Start of INPUT FOR THIS TASK
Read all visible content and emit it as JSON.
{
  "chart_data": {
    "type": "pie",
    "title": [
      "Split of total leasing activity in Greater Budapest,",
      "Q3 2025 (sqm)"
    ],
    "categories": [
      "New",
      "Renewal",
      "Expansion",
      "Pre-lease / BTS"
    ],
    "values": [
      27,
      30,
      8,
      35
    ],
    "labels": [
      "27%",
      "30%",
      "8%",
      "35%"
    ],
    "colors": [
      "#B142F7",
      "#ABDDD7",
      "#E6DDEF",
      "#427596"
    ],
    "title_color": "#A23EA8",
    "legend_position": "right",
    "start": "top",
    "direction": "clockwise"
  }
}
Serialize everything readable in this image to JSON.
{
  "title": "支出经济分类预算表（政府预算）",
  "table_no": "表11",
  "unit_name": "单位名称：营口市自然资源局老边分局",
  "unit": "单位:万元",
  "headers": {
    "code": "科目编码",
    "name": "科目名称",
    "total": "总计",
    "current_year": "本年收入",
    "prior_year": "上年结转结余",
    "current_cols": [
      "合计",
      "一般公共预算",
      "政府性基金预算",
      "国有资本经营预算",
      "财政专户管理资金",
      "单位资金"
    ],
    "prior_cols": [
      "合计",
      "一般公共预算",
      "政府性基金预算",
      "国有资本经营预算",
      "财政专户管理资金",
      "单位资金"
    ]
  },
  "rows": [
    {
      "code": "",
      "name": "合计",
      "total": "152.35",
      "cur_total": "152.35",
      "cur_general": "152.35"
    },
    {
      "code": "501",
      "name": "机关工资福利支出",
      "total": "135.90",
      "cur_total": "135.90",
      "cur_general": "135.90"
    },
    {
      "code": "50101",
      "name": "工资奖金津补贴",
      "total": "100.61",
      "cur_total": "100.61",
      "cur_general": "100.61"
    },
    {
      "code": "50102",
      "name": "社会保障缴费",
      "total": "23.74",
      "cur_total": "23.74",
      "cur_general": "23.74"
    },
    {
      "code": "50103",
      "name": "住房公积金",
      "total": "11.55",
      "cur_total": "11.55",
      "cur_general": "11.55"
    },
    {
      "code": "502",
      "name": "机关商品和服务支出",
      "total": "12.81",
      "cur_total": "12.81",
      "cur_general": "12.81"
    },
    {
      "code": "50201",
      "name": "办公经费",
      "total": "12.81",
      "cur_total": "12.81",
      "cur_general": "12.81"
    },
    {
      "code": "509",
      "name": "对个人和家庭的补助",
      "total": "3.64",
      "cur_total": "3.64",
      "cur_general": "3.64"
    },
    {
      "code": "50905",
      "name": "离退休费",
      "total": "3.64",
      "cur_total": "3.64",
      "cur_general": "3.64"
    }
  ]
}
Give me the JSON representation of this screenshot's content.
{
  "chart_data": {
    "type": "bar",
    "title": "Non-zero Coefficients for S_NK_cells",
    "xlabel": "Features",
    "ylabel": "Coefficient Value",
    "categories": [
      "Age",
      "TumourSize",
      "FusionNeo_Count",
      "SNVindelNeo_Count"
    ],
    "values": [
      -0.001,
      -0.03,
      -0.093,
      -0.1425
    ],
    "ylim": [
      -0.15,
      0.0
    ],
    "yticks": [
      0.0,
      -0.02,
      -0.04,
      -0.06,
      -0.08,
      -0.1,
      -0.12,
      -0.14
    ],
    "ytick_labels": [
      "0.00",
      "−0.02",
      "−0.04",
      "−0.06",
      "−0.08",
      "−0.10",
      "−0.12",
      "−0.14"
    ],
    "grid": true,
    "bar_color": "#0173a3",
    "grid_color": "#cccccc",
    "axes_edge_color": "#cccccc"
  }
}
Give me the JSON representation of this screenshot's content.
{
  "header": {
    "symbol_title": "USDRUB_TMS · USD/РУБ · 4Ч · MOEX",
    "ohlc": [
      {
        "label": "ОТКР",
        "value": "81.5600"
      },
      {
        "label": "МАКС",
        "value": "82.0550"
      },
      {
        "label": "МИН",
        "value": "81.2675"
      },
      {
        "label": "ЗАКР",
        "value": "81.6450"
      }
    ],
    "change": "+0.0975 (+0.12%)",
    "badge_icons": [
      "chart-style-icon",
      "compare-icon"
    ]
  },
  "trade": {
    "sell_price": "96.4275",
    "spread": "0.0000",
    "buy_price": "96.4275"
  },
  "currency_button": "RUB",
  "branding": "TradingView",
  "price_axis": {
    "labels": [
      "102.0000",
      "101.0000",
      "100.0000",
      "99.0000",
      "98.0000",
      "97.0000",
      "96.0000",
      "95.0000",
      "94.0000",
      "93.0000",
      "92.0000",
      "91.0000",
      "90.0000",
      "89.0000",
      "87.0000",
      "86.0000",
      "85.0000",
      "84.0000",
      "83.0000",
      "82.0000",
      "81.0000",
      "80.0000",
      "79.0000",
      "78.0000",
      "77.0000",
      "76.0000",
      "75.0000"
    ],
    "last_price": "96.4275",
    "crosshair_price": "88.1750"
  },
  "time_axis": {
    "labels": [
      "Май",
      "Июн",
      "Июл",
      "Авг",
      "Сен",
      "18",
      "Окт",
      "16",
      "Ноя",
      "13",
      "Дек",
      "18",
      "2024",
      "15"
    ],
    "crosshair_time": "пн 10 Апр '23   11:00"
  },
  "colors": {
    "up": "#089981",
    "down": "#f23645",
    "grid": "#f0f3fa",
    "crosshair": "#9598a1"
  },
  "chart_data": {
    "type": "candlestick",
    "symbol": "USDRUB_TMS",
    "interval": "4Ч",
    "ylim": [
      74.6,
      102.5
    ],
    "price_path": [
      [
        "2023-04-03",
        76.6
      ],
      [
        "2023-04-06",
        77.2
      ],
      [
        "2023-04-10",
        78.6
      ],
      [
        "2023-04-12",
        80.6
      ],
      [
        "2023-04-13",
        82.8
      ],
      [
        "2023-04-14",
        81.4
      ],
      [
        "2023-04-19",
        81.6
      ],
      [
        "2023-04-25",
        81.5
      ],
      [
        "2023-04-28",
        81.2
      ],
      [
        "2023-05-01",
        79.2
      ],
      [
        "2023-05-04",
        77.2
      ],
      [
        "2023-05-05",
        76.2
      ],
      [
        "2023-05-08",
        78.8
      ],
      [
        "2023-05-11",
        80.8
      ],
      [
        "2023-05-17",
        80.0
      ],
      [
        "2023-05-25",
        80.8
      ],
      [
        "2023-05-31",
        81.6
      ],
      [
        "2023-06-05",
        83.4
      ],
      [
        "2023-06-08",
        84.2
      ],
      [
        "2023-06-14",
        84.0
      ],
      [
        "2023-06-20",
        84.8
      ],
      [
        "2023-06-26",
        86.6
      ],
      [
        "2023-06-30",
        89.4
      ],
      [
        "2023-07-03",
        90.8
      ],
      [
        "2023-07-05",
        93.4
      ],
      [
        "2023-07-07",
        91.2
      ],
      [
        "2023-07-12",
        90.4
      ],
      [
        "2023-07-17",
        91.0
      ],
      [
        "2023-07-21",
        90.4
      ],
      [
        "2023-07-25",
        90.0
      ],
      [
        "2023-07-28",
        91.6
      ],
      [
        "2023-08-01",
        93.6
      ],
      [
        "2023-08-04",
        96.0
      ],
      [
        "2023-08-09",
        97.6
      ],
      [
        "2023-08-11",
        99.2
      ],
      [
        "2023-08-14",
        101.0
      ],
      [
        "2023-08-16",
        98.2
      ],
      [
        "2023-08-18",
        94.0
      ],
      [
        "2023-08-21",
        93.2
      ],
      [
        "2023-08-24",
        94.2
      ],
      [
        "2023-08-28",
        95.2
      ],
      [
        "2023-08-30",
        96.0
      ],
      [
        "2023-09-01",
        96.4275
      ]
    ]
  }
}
End of INPUT FOR THIS TASK
> **SET TASK**
Pull out all lines from the entries above in which the word "cccccc" appears.

> **FULL OUTPUT**
    "grid_color": "#cccccc",
    "axes_edge_color": "#cccccc"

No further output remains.